(Data records)

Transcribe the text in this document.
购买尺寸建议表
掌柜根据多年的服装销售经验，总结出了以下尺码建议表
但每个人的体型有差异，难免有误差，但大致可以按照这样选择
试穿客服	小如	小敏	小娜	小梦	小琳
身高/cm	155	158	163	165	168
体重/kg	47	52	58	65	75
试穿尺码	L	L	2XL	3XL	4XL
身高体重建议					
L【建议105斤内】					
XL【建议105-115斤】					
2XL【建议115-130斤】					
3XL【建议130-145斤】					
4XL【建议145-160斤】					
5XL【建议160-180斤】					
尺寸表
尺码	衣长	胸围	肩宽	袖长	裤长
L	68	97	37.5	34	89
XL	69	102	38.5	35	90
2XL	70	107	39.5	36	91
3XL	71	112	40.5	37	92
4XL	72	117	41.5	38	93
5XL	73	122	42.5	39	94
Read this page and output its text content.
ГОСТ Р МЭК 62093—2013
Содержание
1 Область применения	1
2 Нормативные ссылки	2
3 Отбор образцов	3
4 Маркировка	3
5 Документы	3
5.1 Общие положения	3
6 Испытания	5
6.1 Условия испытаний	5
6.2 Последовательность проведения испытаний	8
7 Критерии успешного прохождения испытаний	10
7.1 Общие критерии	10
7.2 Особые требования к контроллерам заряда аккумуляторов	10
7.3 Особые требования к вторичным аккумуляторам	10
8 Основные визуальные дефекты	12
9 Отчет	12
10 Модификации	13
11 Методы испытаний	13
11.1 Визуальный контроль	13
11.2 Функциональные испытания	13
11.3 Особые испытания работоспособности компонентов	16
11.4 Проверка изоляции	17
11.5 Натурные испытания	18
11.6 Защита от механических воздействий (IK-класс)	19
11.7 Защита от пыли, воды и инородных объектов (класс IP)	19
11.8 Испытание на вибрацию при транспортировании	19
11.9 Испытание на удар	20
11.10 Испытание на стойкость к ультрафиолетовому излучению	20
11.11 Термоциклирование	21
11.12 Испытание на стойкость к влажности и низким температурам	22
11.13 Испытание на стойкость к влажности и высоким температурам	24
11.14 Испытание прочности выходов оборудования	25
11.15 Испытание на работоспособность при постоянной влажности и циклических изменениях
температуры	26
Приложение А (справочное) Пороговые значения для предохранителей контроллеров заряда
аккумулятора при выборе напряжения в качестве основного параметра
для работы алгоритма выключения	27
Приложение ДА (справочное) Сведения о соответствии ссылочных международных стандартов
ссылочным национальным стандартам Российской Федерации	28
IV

- Stated exercise -
Reply with nothing but a number: how many lines of the entries above contain the string "требования"?

- Written answer -
2